## Start ENTRIES SUPPLIED

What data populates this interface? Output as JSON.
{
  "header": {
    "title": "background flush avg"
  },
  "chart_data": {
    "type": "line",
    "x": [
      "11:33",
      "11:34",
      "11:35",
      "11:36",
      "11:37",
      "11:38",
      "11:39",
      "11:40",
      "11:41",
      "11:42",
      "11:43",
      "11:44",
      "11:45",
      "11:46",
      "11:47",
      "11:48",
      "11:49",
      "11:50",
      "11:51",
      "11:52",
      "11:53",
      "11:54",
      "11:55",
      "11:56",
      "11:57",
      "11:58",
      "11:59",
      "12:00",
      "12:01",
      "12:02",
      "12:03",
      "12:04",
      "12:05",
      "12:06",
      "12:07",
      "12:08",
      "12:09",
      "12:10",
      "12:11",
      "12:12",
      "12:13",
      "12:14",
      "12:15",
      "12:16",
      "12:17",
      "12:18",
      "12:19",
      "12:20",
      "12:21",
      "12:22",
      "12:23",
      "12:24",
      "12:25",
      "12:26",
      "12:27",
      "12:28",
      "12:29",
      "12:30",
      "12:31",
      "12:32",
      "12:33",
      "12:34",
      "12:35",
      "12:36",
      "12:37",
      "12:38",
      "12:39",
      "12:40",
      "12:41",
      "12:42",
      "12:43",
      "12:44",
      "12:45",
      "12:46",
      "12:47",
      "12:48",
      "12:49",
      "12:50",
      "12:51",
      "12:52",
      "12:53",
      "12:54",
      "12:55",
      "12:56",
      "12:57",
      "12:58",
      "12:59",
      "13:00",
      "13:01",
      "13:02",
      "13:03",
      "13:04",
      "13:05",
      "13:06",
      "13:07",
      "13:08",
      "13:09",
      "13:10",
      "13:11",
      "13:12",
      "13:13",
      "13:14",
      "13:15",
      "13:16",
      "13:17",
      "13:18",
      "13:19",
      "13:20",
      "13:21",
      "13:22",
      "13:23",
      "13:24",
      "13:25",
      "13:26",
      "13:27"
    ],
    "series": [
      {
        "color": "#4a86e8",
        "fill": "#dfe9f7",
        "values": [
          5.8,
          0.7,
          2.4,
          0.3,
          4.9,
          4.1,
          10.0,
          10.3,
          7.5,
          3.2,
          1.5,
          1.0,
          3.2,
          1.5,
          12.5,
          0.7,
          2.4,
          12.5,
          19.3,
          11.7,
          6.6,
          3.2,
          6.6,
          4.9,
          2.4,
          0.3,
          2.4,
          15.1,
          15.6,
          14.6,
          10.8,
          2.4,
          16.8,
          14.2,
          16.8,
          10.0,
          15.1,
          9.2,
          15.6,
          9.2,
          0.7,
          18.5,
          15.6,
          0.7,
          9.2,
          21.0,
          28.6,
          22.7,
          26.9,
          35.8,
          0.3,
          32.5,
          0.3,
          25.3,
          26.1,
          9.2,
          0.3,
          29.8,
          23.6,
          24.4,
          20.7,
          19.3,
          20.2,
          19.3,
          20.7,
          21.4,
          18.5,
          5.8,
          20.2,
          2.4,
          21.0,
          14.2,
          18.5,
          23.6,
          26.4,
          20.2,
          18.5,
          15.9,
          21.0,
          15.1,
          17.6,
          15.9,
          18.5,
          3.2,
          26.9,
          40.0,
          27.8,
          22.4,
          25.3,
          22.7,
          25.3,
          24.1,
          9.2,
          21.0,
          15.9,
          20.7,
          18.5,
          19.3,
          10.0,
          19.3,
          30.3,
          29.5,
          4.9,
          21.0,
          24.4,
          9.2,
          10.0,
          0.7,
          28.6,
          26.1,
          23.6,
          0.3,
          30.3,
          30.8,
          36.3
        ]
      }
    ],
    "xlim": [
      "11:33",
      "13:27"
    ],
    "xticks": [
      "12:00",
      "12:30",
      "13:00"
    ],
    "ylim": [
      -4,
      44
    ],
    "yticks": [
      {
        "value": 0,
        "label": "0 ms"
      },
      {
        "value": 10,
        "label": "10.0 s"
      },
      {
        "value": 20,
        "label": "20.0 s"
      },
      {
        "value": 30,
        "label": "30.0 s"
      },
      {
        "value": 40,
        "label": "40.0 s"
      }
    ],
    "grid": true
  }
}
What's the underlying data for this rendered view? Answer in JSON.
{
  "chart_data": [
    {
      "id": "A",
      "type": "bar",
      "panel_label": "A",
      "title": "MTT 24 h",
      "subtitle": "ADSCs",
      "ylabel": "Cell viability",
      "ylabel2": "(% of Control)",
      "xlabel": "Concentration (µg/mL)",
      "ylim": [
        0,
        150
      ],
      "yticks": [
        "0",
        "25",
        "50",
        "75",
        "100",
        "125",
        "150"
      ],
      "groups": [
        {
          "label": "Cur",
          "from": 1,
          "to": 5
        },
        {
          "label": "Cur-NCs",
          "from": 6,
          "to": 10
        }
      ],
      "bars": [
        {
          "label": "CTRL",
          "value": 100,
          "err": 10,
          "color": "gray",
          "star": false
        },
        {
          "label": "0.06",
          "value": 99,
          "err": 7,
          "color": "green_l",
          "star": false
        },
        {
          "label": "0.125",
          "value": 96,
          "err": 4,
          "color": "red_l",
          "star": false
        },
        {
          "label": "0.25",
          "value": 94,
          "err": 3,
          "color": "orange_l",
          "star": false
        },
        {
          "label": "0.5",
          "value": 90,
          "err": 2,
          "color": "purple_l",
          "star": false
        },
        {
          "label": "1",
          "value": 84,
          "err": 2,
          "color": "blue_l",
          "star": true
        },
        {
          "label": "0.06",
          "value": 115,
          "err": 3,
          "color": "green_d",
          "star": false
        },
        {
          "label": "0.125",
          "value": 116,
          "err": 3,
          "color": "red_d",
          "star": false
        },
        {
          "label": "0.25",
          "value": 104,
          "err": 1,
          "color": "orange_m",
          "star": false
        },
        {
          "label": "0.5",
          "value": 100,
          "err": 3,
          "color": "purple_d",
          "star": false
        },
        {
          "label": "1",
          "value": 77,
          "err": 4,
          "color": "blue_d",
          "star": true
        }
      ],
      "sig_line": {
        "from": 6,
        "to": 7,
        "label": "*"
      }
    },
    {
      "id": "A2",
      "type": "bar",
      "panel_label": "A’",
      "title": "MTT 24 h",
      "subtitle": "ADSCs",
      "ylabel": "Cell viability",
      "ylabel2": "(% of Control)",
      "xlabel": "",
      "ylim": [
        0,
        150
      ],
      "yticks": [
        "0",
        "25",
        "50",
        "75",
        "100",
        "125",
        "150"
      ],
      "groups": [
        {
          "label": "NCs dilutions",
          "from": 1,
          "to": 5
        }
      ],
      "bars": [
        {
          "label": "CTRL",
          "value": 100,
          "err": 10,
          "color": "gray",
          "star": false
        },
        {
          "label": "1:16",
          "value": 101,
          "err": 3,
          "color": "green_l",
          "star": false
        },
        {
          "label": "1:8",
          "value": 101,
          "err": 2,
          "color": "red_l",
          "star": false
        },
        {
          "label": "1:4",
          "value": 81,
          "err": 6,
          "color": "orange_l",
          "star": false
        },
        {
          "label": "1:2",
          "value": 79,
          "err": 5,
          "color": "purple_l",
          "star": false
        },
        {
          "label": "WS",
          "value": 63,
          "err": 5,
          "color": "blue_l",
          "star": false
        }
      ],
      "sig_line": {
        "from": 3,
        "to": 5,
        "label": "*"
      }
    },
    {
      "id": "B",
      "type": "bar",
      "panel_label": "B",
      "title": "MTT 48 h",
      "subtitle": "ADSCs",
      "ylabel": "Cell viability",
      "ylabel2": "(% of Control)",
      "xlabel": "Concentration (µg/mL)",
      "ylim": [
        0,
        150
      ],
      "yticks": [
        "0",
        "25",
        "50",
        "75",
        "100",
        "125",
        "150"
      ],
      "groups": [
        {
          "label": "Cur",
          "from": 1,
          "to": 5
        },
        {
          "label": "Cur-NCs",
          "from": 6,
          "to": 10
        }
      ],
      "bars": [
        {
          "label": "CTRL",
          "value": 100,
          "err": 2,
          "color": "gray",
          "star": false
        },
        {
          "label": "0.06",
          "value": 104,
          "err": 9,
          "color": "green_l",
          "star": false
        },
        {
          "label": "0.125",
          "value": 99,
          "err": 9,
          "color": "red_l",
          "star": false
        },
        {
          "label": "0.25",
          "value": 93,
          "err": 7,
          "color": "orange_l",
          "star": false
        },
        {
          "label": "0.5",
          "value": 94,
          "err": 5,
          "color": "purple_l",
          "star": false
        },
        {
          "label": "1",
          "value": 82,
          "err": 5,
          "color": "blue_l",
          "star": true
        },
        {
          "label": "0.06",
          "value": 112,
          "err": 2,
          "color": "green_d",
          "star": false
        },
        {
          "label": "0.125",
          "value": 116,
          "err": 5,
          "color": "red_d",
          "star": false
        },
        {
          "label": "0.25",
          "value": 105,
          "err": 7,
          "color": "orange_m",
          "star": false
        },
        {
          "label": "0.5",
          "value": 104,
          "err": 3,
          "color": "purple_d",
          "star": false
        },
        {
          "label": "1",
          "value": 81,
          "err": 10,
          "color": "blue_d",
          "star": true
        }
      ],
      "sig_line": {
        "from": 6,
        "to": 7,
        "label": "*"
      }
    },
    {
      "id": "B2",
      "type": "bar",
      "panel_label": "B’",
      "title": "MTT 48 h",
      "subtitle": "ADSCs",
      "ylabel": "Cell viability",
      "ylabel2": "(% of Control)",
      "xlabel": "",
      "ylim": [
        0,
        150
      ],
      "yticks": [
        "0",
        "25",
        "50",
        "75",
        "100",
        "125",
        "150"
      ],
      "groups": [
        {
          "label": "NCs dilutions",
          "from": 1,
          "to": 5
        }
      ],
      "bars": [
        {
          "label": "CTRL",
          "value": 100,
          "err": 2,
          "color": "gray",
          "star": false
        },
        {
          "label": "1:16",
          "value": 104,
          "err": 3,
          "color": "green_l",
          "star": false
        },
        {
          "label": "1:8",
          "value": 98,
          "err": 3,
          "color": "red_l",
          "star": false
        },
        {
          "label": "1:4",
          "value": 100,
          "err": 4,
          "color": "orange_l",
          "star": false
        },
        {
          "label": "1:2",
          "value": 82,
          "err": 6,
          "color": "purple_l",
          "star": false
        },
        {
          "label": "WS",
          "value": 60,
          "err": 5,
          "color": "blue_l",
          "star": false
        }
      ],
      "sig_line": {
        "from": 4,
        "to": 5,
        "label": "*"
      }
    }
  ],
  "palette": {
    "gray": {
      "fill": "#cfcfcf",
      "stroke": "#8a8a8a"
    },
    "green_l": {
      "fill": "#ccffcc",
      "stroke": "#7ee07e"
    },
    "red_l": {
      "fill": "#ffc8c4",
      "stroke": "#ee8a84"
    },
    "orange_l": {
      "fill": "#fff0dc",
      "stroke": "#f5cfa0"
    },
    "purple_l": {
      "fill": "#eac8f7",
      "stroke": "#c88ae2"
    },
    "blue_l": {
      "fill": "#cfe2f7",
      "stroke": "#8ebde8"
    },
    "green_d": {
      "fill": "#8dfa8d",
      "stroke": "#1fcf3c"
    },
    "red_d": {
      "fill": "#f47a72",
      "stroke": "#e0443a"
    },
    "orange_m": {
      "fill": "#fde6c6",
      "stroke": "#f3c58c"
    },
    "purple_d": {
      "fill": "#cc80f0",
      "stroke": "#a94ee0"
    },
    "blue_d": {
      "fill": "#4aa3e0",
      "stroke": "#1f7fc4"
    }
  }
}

## End ENTRIES SUPPLIED

◆ **WORK INSTRUCTIONS**
Return each line of the listing that holds the string "this".

◆ **FINAL RESULT**
What data populates this interface? Output as JSON.
What's the underlying data for this rendered view? Answer in JSON.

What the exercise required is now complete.